_What to do_
Count every line of these entries that holds the word "xviii", and reply with the number only.

[Transcript data for document pages]
□ □ □
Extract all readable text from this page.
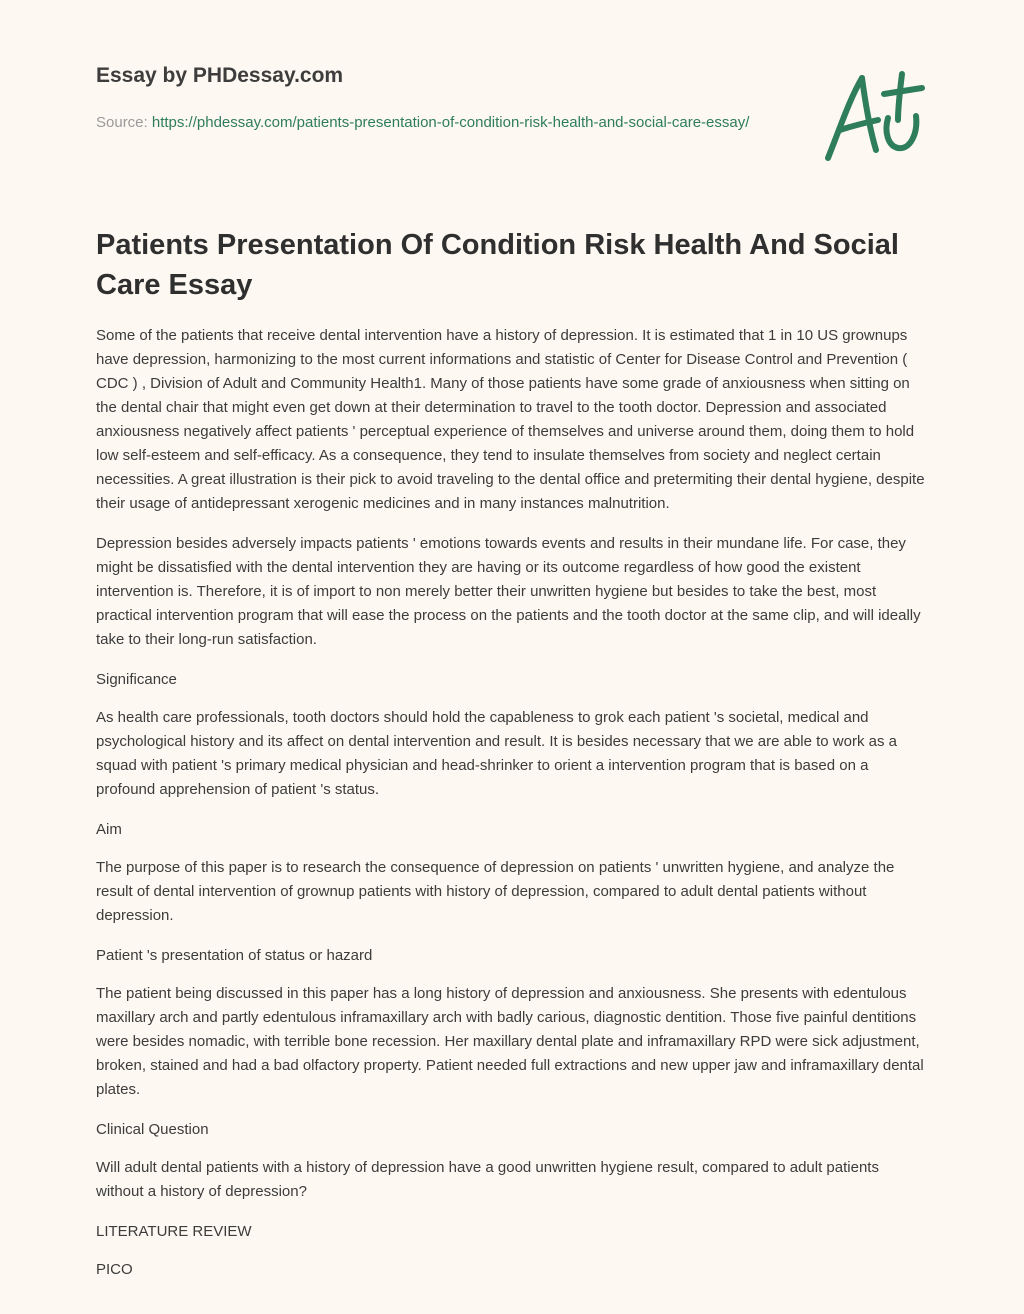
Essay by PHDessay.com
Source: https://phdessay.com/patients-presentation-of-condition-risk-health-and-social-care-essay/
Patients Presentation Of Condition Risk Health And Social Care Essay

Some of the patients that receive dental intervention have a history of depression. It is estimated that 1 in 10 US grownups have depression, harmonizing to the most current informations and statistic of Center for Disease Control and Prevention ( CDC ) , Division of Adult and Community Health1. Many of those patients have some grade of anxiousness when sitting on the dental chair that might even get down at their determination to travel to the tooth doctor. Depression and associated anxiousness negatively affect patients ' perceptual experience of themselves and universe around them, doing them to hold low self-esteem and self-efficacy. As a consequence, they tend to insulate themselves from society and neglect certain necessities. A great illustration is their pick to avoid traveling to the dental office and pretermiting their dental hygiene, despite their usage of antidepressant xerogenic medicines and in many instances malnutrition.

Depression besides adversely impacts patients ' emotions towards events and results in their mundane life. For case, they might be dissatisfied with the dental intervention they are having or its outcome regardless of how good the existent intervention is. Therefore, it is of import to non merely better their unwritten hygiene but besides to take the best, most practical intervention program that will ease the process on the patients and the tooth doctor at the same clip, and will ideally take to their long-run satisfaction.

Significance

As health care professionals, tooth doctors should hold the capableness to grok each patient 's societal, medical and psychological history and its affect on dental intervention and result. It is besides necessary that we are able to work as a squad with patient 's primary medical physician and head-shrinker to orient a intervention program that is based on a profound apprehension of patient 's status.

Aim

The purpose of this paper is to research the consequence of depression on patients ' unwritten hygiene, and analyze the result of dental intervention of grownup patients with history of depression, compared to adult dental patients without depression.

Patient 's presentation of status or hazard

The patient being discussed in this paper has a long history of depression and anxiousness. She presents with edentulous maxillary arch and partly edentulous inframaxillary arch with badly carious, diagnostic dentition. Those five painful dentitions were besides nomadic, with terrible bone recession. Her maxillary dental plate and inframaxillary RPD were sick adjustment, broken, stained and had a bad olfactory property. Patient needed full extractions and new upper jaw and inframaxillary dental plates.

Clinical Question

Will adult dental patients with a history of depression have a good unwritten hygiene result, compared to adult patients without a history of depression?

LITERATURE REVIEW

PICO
□ □ □
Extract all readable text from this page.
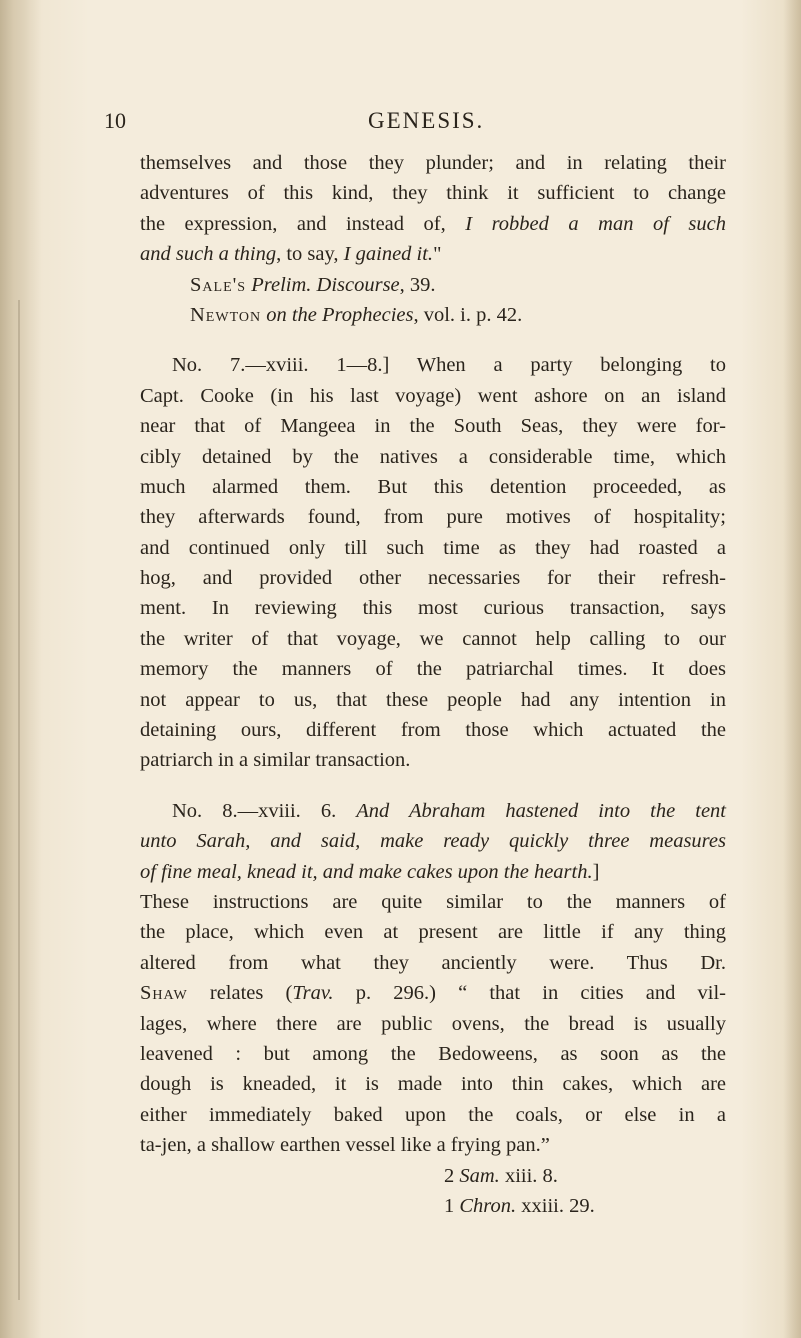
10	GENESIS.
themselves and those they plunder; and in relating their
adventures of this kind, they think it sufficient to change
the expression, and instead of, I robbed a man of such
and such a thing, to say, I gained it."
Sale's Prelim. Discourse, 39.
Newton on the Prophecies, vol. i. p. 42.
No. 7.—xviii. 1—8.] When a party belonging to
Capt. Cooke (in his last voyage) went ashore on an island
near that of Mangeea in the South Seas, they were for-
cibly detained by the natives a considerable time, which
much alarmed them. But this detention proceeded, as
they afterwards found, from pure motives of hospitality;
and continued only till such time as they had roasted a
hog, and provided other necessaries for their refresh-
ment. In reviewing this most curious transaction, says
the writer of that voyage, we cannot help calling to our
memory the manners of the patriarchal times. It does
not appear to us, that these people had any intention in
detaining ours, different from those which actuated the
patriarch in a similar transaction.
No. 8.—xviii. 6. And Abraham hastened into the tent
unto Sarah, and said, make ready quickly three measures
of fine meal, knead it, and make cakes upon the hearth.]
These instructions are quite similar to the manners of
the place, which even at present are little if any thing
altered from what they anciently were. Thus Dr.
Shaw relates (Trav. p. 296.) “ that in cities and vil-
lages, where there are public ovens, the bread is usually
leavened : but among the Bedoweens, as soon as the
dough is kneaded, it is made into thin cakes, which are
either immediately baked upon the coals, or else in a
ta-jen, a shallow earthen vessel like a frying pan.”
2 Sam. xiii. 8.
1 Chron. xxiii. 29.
□ □ □
_Answer to this task_
2